- [Written problem]
Would you copy out the whole listing exactly as given?

- [Rows]
________

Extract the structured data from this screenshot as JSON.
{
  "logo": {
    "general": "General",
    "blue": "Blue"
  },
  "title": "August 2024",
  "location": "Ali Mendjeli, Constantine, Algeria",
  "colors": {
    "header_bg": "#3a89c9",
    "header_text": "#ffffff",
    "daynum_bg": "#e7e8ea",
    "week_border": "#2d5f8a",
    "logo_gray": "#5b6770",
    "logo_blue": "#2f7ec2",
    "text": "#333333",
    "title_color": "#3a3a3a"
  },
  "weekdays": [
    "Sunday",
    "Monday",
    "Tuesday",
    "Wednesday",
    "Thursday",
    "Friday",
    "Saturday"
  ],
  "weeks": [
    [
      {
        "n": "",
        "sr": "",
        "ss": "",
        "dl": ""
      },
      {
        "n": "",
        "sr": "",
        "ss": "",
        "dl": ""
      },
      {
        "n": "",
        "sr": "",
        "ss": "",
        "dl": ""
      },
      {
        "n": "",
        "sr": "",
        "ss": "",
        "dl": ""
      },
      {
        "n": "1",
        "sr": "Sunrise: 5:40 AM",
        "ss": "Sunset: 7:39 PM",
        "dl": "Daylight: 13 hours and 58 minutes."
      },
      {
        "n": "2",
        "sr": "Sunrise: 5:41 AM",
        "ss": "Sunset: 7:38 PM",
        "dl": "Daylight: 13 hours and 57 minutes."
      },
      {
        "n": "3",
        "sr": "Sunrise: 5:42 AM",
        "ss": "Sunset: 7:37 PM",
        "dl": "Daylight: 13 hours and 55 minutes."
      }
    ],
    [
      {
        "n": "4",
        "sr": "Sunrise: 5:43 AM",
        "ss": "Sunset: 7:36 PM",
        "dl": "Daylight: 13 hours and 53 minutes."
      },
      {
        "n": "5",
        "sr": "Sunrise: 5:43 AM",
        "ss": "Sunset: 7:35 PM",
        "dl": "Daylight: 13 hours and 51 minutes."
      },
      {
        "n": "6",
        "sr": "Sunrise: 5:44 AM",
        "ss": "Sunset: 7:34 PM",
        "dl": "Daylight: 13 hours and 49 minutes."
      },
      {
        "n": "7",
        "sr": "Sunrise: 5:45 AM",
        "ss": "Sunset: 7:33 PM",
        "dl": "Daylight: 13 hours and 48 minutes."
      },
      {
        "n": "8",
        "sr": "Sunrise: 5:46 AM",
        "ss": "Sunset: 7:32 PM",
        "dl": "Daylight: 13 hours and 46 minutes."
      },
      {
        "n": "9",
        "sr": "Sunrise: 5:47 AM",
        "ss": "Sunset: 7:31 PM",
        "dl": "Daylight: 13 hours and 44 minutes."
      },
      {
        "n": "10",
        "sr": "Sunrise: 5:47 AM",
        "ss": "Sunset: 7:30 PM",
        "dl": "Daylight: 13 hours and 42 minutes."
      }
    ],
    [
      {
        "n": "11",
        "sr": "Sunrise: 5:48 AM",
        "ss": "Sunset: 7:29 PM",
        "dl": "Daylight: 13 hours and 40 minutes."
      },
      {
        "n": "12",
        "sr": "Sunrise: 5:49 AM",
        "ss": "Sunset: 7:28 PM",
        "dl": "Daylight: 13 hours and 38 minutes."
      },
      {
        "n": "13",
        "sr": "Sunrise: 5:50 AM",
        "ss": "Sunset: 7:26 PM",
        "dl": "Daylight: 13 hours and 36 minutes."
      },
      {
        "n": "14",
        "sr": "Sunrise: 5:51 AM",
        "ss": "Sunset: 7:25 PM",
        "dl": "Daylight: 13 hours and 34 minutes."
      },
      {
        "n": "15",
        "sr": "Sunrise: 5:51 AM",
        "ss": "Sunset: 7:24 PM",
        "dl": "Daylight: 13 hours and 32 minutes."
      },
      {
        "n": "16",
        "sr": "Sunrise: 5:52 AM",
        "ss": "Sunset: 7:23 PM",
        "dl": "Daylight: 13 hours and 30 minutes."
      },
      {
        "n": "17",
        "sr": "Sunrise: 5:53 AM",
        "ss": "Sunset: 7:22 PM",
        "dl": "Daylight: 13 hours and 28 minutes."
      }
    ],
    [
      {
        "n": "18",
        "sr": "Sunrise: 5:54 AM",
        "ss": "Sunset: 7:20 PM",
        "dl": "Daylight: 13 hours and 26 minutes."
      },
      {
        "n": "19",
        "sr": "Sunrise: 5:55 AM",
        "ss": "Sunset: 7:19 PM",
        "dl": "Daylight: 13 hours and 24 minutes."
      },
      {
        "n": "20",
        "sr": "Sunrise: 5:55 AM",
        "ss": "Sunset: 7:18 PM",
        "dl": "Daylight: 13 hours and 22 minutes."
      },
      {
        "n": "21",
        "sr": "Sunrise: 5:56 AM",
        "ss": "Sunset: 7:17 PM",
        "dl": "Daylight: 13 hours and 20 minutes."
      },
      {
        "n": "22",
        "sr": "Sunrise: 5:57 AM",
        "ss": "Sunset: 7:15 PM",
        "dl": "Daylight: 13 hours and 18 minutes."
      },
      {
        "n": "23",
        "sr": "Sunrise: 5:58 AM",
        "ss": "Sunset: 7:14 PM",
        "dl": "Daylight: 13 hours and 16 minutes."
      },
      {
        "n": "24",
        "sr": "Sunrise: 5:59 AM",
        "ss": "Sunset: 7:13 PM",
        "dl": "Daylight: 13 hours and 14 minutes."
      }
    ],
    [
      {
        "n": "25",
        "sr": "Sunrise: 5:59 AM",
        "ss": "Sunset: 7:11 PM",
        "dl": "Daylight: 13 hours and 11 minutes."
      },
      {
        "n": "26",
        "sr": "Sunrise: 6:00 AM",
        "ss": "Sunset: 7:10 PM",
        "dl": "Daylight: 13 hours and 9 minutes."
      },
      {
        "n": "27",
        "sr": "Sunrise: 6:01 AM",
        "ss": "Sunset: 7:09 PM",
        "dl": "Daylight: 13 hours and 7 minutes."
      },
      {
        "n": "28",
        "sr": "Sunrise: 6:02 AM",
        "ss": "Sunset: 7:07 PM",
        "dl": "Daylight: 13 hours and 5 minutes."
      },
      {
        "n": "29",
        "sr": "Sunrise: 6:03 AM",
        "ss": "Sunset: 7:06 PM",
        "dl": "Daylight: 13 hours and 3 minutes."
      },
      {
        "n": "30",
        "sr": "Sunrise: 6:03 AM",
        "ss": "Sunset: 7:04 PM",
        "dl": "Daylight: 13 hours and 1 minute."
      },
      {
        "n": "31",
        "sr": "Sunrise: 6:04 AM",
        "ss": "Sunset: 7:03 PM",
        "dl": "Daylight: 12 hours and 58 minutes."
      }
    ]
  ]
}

________

- [Full response]
Extract the structured data from this screenshot as JSON.
{
  "logo": {
    "general": "General",
    "blue": "Blue"
  },
  "title": "August 2024",
  "location": "Ali Mendjeli, Constantine, Algeria",
  "colors": {
    "header_bg": "#3a89c9",
    "header_text": "#ffffff",
    "daynum_bg": "#e7e8ea",
    "week_border": "#2d5f8a",
    "logo_gray": "#5b6770",
    "logo_blue": "#2f7ec2",
    "text": "#333333",
    "title_color": "#3a3a3a"
  },
  "weekdays": [
    "Sunday",
    "Monday",
    "Tuesday",
    "Wednesday",
    "Thursday",
    "Friday",
    "Saturday"
  ],
  "weeks": [
    [
      {
        "n": "",
        "sr": "",
        "ss": "",
        "dl": ""
      },
      {
        "n": "",
        "sr": "",
        "ss": "",
        "dl": ""
      },
      {
        "n": "",
        "sr": "",
        "ss": "",
        "dl": ""
      },
      {
        "n": "",
        "sr": "",
        "ss": "",
        "dl": ""
      },
      {
        "n": "1",
        "sr": "Sunrise: 5:40 AM",
        "ss": "Sunset: 7:39 PM",
        "dl": "Daylight: 13 hours and 58 minutes."
      },
      {
        "n": "2",
        "sr": "Sunrise: 5:41 AM",
        "ss": "Sunset: 7:38 PM",
        "dl": "Daylight: 13 hours and 57 minutes."
      },
      {
        "n": "3",
        "sr": "Sunrise: 5:42 AM",
        "ss": "Sunset: 7:37 PM",
        "dl": "Daylight: 13 hours and 55 minutes."
      }
    ],
    [
      {
        "n": "4",
        "sr": "Sunrise: 5:43 AM",
        "ss": "Sunset: 7:36 PM",
        "dl": "Daylight: 13 hours and 53 minutes."
      },
      {
        "n": "5",
        "sr": "Sunrise: 5:43 AM",
        "ss": "Sunset: 7:35 PM",
        "dl": "Daylight: 13 hours and 51 minutes."
      },
      {
        "n": "6",
        "sr": "Sunrise: 5:44 AM",
        "ss": "Sunset: 7:34 PM",
        "dl": "Daylight: 13 hours and 49 minutes."
      },
      {
        "n": "7",
        "sr": "Sunrise: 5:45 AM",
        "ss": "Sunset: 7:33 PM",
        "dl": "Daylight: 13 hours and 48 minutes."
      },
      {
        "n": "8",
        "sr": "Sunrise: 5:46 AM",
        "ss": "Sunset: 7:32 PM",
        "dl": "Daylight: 13 hours and 46 minutes."
      },
      {
        "n": "9",
        "sr": "Sunrise: 5:47 AM",
        "ss": "Sunset: 7:31 PM",
        "dl": "Daylight: 13 hours and 44 minutes."
      },
      {
        "n": "10",
        "sr": "Sunrise: 5:47 AM",
        "ss": "Sunset: 7:30 PM",
        "dl": "Daylight: 13 hours and 42 minutes."
      }
    ],
    [
      {
        "n": "11",
        "sr": "Sunrise: 5:48 AM",
        "ss": "Sunset: 7:29 PM",
        "dl": "Daylight: 13 hours and 40 minutes."
      },
      {
        "n": "12",
        "sr": "Sunrise: 5:49 AM",
        "ss": "Sunset: 7:28 PM",
        "dl": "Daylight: 13 hours and 38 minutes."
      },
      {
        "n": "13",
        "sr": "Sunrise: 5:50 AM",
        "ss": "Sunset: 7:26 PM",
        "dl": "Daylight: 13 hours and 36 minutes."
      },
      {
        "n": "14",
        "sr": "Sunrise: 5:51 AM",
        "ss": "Sunset: 7:25 PM",
        "dl": "Daylight: 13 hours and 34 minutes."
      },
      {
        "n": "15",
        "sr": "Sunrise: 5:51 AM",
        "ss": "Sunset: 7:24 PM",
        "dl": "Daylight: 13 hours and 32 minutes."
      },
      {
        "n": "16",
        "sr": "Sunrise: 5:52 AM",
        "ss": "Sunset: 7:23 PM",
        "dl": "Daylight: 13 hours and 30 minutes."
      },
      {
        "n": "17",
        "sr": "Sunrise: 5:53 AM",
        "ss": "Sunset: 7:22 PM",
        "dl": "Daylight: 13 hours and 28 minutes."
      }
    ],
    [
      {
        "n": "18",
        "sr": "Sunrise: 5:54 AM",
        "ss": "Sunset: 7:20 PM",
        "dl": "Daylight: 13 hours and 26 minutes."
      },
      {
        "n": "19",
        "sr": "Sunrise: 5:55 AM",
        "ss": "Sunset: 7:19 PM",
        "dl": "Daylight: 13 hours and 24 minutes."
      },
      {
        "n": "20",
        "sr": "Sunrise: 5:55 AM",
        "ss": "Sunset: 7:18 PM",
        "dl": "Daylight: 13 hours and 22 minutes."
      },
      {
        "n": "21",
        "sr": "Sunrise: 5:56 AM",
        "ss": "Sunset: 7:17 PM",
        "dl": "Daylight: 13 hours and 20 minutes."
      },
      {
        "n": "22",
        "sr": "Sunrise: 5:57 AM",
        "ss": "Sunset: 7:15 PM",
        "dl": "Daylight: 13 hours and 18 minutes."
      },
      {
        "n": "23",
        "sr": "Sunrise: 5:58 AM",
        "ss": "Sunset: 7:14 PM",
        "dl": "Daylight: 13 hours and 16 minutes."
      },
      {
        "n": "24",
        "sr": "Sunrise: 5:59 AM",
        "ss": "Sunset: 7:13 PM",
        "dl": "Daylight: 13 hours and 14 minutes."
      }
    ],
    [
      {
        "n": "25",
        "sr": "Sunrise: 5:59 AM",
        "ss": "Sunset: 7:11 PM",
        "dl": "Daylight: 13 hours and 11 minutes."
      },
      {
        "n": "26",
        "sr": "Sunrise: 6:00 AM",
        "ss": "Sunset: 7:10 PM",
        "dl": "Daylight: 13 hours and 9 minutes."
      },
      {
        "n": "27",
        "sr": "Sunrise: 6:01 AM",
        "ss": "Sunset: 7:09 PM",
        "dl": "Daylight: 13 hours and 7 minutes."
      },
      {
        "n": "28",
        "sr": "Sunrise: 6:02 AM",
        "ss": "Sunset: 7:07 PM",
        "dl": "Daylight: 13 hours and 5 minutes."
      },
      {
        "n": "29",
        "sr": "Sunrise: 6:03 AM",
        "ss": "Sunset: 7:06 PM",
        "dl": "Daylight: 13 hours and 3 minutes."
      },
      {
        "n": "30",
        "sr": "Sunrise: 6:03 AM",
        "ss": "Sunset: 7:04 PM",
        "dl": "Daylight: 13 hours and 1 minute."
      },
      {
        "n": "31",
        "sr": "Sunrise: 6:04 AM",
        "ss": "Sunset: 7:03 PM",
        "dl": "Daylight: 12 hours and 58 minutes."
      }
    ]
  ]
}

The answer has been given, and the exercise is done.